EXERCISE DIRECTIONS |
Reproduce the entries without alteration, starting at the first line and ending at the line that contains "cell-csr: 1116062 [441, 376, 499, 423]", including both of these lines and nothing beyond them.

RECORDS FOR THE EXERCISE |
begin
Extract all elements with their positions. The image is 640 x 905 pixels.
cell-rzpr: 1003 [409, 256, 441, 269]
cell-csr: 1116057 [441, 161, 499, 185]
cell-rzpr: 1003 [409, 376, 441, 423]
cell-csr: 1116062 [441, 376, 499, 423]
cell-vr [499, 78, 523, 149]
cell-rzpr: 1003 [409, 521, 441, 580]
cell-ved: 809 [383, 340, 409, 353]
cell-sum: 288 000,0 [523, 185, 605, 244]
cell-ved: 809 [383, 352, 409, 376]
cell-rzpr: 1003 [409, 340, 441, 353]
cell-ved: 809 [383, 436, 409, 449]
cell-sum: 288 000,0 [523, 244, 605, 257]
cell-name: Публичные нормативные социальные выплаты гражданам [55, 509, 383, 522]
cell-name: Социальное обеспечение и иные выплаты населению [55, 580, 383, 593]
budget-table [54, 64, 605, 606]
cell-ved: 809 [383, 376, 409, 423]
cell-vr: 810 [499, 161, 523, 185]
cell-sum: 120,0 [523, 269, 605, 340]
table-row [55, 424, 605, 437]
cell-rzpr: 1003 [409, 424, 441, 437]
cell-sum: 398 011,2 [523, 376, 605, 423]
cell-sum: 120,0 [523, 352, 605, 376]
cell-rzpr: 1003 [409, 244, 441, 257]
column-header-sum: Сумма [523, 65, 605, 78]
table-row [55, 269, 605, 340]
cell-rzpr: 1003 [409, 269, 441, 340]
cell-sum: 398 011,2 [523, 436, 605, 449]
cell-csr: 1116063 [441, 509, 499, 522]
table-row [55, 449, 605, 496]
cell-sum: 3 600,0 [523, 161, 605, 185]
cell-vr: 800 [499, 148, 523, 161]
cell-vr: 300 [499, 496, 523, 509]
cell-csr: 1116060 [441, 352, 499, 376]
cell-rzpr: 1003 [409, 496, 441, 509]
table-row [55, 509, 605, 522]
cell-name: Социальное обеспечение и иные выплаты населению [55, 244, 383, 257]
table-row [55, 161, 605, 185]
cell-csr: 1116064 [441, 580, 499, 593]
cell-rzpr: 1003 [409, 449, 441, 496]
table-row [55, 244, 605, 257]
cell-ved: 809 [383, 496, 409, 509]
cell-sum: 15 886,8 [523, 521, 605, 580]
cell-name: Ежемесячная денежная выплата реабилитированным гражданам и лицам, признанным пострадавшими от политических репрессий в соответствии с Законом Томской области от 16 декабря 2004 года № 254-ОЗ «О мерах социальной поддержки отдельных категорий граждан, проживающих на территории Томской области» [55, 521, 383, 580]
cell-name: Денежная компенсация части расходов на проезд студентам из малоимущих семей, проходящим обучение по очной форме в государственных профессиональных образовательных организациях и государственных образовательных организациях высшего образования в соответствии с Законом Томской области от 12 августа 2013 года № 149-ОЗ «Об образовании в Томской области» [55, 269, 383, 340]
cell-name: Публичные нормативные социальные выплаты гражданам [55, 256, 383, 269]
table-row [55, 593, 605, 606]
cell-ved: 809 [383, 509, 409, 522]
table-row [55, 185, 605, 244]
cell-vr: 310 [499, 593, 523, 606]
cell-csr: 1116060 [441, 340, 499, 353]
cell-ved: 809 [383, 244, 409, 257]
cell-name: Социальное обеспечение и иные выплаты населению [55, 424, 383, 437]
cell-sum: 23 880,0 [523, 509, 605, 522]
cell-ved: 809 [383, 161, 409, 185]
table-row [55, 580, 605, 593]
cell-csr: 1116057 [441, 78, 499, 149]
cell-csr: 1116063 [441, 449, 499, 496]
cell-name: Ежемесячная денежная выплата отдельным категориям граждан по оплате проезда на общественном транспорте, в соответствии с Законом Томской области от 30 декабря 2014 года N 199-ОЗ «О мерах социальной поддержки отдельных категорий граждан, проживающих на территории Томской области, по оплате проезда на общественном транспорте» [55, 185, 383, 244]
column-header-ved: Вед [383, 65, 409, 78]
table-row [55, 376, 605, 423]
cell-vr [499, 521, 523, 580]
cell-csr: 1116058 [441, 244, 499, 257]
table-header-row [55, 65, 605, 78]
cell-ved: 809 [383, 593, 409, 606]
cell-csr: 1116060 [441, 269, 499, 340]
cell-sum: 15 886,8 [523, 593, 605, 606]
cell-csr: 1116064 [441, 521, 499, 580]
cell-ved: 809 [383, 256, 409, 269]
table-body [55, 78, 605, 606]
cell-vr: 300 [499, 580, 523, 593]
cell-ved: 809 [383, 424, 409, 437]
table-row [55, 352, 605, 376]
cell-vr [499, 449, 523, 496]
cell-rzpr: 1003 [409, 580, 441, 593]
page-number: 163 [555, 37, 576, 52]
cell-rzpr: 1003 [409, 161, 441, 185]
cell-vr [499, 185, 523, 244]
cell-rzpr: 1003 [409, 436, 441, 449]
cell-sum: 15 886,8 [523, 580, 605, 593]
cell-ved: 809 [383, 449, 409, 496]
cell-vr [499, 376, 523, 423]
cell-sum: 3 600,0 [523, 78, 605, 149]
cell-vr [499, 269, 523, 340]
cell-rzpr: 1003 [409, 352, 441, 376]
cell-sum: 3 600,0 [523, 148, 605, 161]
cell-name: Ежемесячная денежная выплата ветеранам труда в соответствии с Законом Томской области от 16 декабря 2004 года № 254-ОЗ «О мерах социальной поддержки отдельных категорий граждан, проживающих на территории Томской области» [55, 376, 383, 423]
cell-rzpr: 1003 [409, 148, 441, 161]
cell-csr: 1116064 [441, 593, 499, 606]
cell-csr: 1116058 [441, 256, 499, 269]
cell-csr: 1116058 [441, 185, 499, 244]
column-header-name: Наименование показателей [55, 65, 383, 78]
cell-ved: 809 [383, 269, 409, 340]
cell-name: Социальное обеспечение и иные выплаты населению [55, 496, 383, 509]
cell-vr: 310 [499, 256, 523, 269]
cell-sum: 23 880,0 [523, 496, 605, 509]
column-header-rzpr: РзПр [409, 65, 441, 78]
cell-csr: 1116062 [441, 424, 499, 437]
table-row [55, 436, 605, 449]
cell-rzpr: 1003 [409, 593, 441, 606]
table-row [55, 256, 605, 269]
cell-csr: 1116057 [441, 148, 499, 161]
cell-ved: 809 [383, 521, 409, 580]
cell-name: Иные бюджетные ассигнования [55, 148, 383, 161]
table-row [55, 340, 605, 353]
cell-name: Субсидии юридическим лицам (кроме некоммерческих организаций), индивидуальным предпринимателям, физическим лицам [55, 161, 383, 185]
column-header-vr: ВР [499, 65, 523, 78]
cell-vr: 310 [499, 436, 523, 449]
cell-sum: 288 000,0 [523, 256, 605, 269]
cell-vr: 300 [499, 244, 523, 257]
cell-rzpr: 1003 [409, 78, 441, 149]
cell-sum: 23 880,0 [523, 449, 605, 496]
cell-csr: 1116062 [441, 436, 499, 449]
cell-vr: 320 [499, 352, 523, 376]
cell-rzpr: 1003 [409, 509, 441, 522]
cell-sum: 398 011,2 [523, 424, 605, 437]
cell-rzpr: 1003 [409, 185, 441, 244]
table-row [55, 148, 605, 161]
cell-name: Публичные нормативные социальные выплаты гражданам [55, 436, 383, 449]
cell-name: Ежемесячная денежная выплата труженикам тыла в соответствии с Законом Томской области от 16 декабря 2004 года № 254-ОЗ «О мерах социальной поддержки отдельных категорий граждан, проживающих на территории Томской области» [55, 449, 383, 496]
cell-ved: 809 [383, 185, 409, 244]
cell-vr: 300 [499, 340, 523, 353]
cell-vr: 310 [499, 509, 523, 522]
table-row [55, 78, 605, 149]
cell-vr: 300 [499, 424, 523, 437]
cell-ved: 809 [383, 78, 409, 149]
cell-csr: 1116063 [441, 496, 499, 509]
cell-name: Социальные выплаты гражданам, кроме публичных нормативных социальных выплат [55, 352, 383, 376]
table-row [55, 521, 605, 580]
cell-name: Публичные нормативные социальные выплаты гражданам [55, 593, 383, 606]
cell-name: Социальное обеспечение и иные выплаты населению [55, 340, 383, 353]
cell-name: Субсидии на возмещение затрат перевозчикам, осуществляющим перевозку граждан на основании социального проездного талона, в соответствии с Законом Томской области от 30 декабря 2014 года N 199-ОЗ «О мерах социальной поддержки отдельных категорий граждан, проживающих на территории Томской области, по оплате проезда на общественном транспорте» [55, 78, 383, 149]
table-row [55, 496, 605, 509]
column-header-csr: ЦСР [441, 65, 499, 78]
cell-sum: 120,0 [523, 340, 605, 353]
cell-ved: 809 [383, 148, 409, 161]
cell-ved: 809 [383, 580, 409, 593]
end
TASK ANSWER |
Extract all elements with their positions. The image is 640 x 905 pixels.
cell-rzpr: 1003 [409, 256, 441, 269]
cell-csr: 1116057 [441, 161, 499, 185]
cell-rzpr: 1003 [409, 376, 441, 423]
cell-csr: 1116062 [441, 376, 499, 423]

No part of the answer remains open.